** TEXT SECTION follows **

A few weeks ago I got a new credit card with a microchip. Last weekend, when I swiped it at Target, I got a lesson on how to use the microchip reader in the checkout line. The new technology is called "EMV" which refers to a technical standard developed in the 1990's for payment instruments that store data on integrated circuits (chips) rather than magnetic stripes. The term comes from the names of the three companies that created the technical standards: Europay, Mastercard and Visa. These three companies, along with JCB, American Express, China UnionPay and Discover formed a consortium managed by EMVCo. The six member organizations work together with banks, merchants, payment processors and other stakeholders.
Use of chip technology reduces fraud relative to use of magnetic stripe technology because the chip permits "dynamic authentication" of the payment. Put very simply, a magnetic stripe embeds a unique identifier, but all it does when swiped through a reader is show the identifier, which is always the same. A dynamic authentication protocol authenticates the payment by computing a unique response to a challenge which uses both the data presented in the challenge (from the authentication server) and the secret data contained in the chip. A thief can steal the credit card number, but without the chip-enabled dynamic authentication, the number is useless.

** End of TEXT SECTION **
** LISTED RECORDS follows **

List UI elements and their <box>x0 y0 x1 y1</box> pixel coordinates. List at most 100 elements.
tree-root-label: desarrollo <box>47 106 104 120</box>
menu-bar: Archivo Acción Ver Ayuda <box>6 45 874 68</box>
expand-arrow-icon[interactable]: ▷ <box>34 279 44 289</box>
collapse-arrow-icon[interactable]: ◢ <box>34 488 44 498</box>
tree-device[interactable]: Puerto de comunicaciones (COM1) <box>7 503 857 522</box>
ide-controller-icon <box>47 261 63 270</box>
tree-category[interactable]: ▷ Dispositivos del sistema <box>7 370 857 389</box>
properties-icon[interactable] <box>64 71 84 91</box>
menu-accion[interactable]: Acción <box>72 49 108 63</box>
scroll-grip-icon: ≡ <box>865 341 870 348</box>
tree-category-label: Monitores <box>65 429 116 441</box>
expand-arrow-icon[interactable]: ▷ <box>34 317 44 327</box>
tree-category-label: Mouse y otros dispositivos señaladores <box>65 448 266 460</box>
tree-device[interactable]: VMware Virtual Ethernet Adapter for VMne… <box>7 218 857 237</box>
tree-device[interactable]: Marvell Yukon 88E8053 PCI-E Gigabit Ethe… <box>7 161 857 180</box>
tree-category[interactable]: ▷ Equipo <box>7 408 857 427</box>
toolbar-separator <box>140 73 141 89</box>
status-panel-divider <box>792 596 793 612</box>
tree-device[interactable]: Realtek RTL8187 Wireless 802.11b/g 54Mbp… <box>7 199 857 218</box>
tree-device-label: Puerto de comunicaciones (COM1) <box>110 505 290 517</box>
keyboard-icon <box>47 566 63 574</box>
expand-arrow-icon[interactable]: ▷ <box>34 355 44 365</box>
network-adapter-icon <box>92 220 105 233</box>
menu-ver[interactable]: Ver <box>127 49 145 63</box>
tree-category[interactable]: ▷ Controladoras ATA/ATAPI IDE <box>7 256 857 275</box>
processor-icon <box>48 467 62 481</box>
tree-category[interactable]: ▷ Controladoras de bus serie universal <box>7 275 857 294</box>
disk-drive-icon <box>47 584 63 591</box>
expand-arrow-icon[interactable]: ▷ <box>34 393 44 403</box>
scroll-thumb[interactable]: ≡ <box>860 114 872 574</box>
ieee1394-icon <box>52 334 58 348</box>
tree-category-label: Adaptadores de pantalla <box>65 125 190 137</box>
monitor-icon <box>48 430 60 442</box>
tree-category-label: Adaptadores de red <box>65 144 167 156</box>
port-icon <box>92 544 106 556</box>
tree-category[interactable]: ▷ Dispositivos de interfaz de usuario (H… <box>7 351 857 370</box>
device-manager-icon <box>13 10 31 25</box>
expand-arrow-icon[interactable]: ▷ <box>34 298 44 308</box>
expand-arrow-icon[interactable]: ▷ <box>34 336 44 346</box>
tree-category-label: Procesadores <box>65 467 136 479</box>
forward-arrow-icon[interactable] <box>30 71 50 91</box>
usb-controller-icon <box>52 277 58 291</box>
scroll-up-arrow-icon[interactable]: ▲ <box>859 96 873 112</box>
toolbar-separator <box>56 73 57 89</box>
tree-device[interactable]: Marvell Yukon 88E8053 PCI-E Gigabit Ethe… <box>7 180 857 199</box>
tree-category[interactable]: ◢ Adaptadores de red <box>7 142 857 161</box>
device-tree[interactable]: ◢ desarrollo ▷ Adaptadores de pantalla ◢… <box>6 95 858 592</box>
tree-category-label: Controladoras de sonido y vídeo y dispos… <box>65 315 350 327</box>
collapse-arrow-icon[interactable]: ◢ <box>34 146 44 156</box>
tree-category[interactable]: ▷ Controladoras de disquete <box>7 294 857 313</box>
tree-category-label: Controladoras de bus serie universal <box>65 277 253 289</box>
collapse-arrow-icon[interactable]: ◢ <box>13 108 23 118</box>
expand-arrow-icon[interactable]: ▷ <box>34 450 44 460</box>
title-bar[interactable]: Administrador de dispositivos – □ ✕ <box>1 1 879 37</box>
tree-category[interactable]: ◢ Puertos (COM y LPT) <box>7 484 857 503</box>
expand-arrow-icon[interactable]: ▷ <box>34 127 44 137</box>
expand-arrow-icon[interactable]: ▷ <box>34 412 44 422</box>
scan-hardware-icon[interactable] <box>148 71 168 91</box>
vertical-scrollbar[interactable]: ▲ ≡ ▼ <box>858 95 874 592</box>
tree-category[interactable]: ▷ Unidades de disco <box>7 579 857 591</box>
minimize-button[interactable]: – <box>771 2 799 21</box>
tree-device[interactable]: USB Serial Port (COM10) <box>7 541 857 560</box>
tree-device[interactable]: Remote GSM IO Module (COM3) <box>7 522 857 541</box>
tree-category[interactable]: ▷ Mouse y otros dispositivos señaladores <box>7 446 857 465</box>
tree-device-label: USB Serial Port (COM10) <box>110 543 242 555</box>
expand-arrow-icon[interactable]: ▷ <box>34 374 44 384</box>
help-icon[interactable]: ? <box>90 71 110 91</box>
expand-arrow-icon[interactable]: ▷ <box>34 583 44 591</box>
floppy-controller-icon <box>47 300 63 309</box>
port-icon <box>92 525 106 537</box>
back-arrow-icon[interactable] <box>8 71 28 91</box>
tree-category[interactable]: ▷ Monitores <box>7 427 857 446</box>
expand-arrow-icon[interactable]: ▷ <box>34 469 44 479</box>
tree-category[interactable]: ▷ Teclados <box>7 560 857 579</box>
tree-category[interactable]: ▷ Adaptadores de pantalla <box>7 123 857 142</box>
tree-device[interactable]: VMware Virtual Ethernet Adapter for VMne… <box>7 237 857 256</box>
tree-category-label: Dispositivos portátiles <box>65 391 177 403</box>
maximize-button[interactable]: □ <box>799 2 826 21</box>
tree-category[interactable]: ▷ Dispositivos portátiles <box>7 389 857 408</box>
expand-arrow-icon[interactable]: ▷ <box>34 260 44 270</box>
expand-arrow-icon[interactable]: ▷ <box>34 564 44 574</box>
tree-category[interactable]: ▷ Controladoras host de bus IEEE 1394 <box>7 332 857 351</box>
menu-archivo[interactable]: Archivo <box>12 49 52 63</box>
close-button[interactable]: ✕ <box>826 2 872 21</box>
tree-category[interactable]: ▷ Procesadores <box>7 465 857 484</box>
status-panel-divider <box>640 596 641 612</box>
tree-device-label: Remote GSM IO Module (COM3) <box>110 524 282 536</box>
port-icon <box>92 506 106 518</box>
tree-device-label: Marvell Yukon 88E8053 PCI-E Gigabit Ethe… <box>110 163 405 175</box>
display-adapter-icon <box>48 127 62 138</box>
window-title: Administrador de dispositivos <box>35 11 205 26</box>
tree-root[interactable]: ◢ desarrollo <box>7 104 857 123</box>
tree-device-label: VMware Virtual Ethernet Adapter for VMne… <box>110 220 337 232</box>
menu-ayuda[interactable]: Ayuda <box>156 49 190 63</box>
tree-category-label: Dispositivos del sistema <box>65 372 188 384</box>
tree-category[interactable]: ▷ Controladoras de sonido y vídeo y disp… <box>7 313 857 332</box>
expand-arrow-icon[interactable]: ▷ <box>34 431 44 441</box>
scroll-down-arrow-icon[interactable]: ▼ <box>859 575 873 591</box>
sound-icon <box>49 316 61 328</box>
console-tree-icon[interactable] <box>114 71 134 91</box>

** End of LISTED RECORDS **

- [PROBLEMS TO WORK ON]:
1 – Using the text on chip credit cards, decide whether each statement agrees with it: (a) EMV was developed as a technical standard in the 2000s. (b) The consortium managed by EMVCo has six member organizations. (c) A magnetic stripe shows a different identifier each time it is swiped. Answer yes or no for each and quote the deciding words.
2 – According to the text on chip credit cards, which three companies gave their names to the term "EMV"?

- [TASK-BY-TASK SOLUTIONS]:
1 –
(a) No: "developed in the 1990's"
(b) Yes: "The six member organizations"
(c) No: "show the identifier, which is always the same"

2 – Europay, Mastercard and Visa.